BEGIN
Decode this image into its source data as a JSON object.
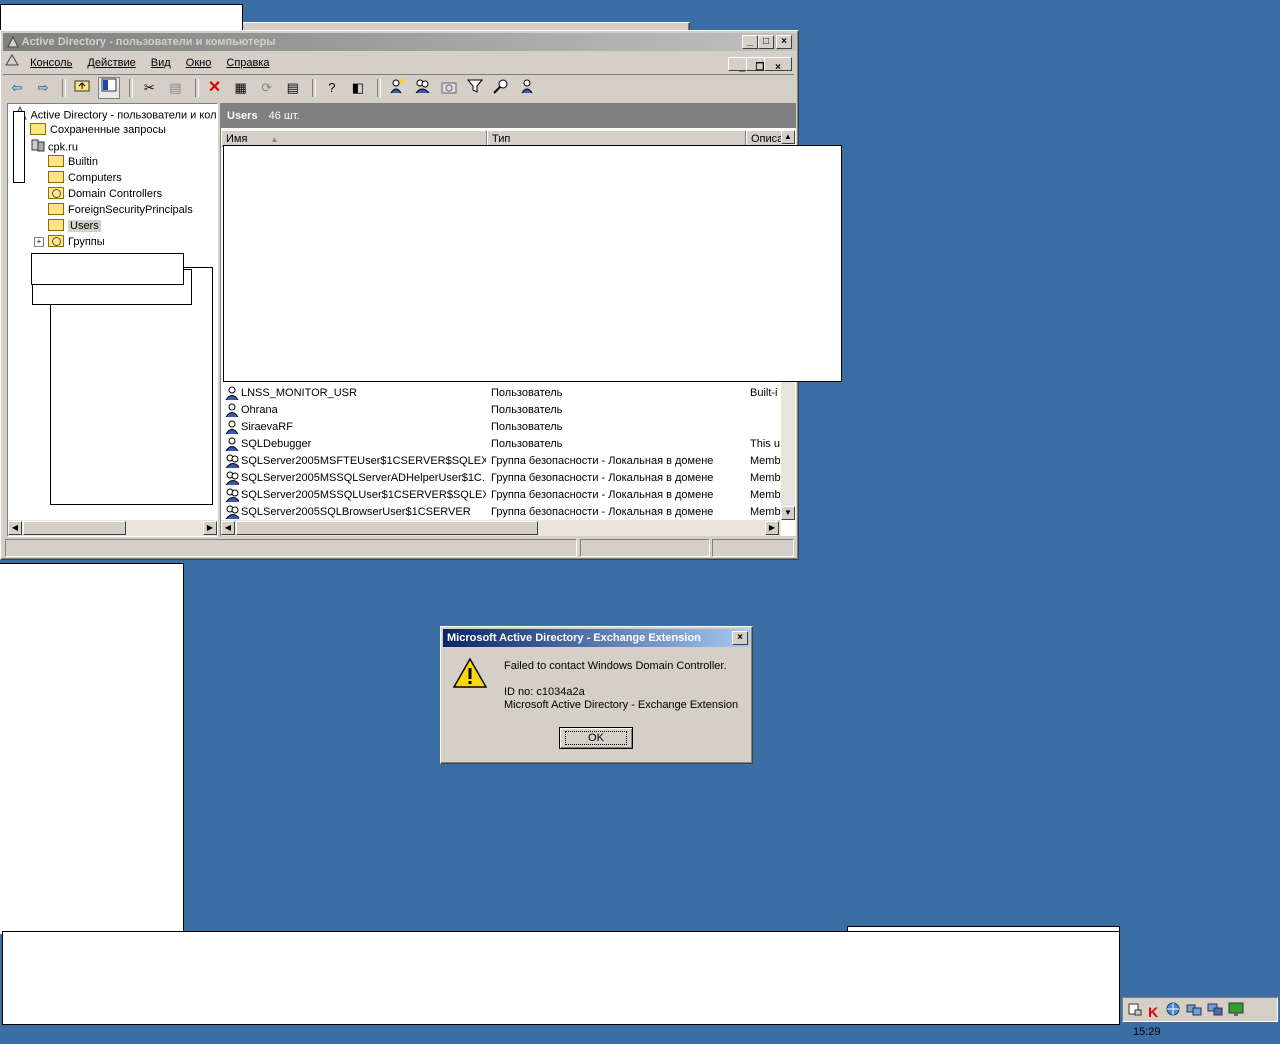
{
  "main_window": {
    "title": "Active Directory - пользователи и компьютеры",
    "menu": [
      "Консоль",
      "Действие",
      "Вид",
      "Окно",
      "Справка"
    ]
  },
  "tree": {
    "root": "Active Directory - пользователи и кол",
    "saved_queries": "Сохраненные запросы",
    "domain": "cpk.ru",
    "children": [
      "Builtin",
      "Computers",
      "Domain Controllers",
      "ForeignSecurityPrincipals",
      "Users",
      "Группы"
    ]
  },
  "list_pane": {
    "header_title": "Users",
    "header_count": "46 шт.",
    "columns": [
      "Имя",
      "Тип",
      "Описа"
    ],
    "rows": [
      {
        "name": "LNSS_MONITOR_USR",
        "type": "Пользователь",
        "desc": "Built-i",
        "icon": "user-icon"
      },
      {
        "name": "Ohrana",
        "type": "Пользователь",
        "desc": "",
        "icon": "user-icon"
      },
      {
        "name": "SiraevaRF",
        "type": "Пользователь",
        "desc": "",
        "icon": "user-icon"
      },
      {
        "name": "SQLDebugger",
        "type": "Пользователь",
        "desc": "This u",
        "icon": "user-icon"
      },
      {
        "name": "SQLServer2005MSFTEUser$1CSERVER$SQLEXP...",
        "type": "Группа безопасности - Локальная в домене",
        "desc": "Memb",
        "icon": "group-icon"
      },
      {
        "name": "SQLServer2005MSSQLServerADHelperUser$1C...",
        "type": "Группа безопасности - Локальная в домене",
        "desc": "Memb",
        "icon": "group-icon"
      },
      {
        "name": "SQLServer2005MSSQLUser$1CSERVER$SQLEX...",
        "type": "Группа безопасности - Локальная в домене",
        "desc": "Memb",
        "icon": "group-icon"
      },
      {
        "name": "SQLServer2005SQLBrowserUser$1CSERVER",
        "type": "Группа безопасности - Локальная в домене",
        "desc": "Memb",
        "icon": "group-icon"
      }
    ]
  },
  "dialog": {
    "title": "Microsoft Active Directory - Exchange Extension",
    "message": "Failed to contact Windows Domain Controller.",
    "id_line": "ID no: c1034a2a",
    "source_line": "Microsoft Active Directory - Exchange Extension",
    "ok_label": "OK",
    "icon": "warning-icon"
  },
  "taskbar": {
    "clock": "15:29",
    "tray_icons": [
      "network-icon",
      "antivirus-icon",
      "lan-icon",
      "lan-icon",
      "monitor-icon",
      "display-icon"
    ]
  },
  "colors": {
    "desktop": "#3a6ea5",
    "window_face": "#d4d0c8",
    "dialog_title": "#0a246a"
  }
}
END
Show all lines from the records above where the word "Microsoft" occurs.

    "title": "Microsoft Active Directory - Exchange Extension",
    "source_line": "Microsoft Active Directory - Exchange Extension",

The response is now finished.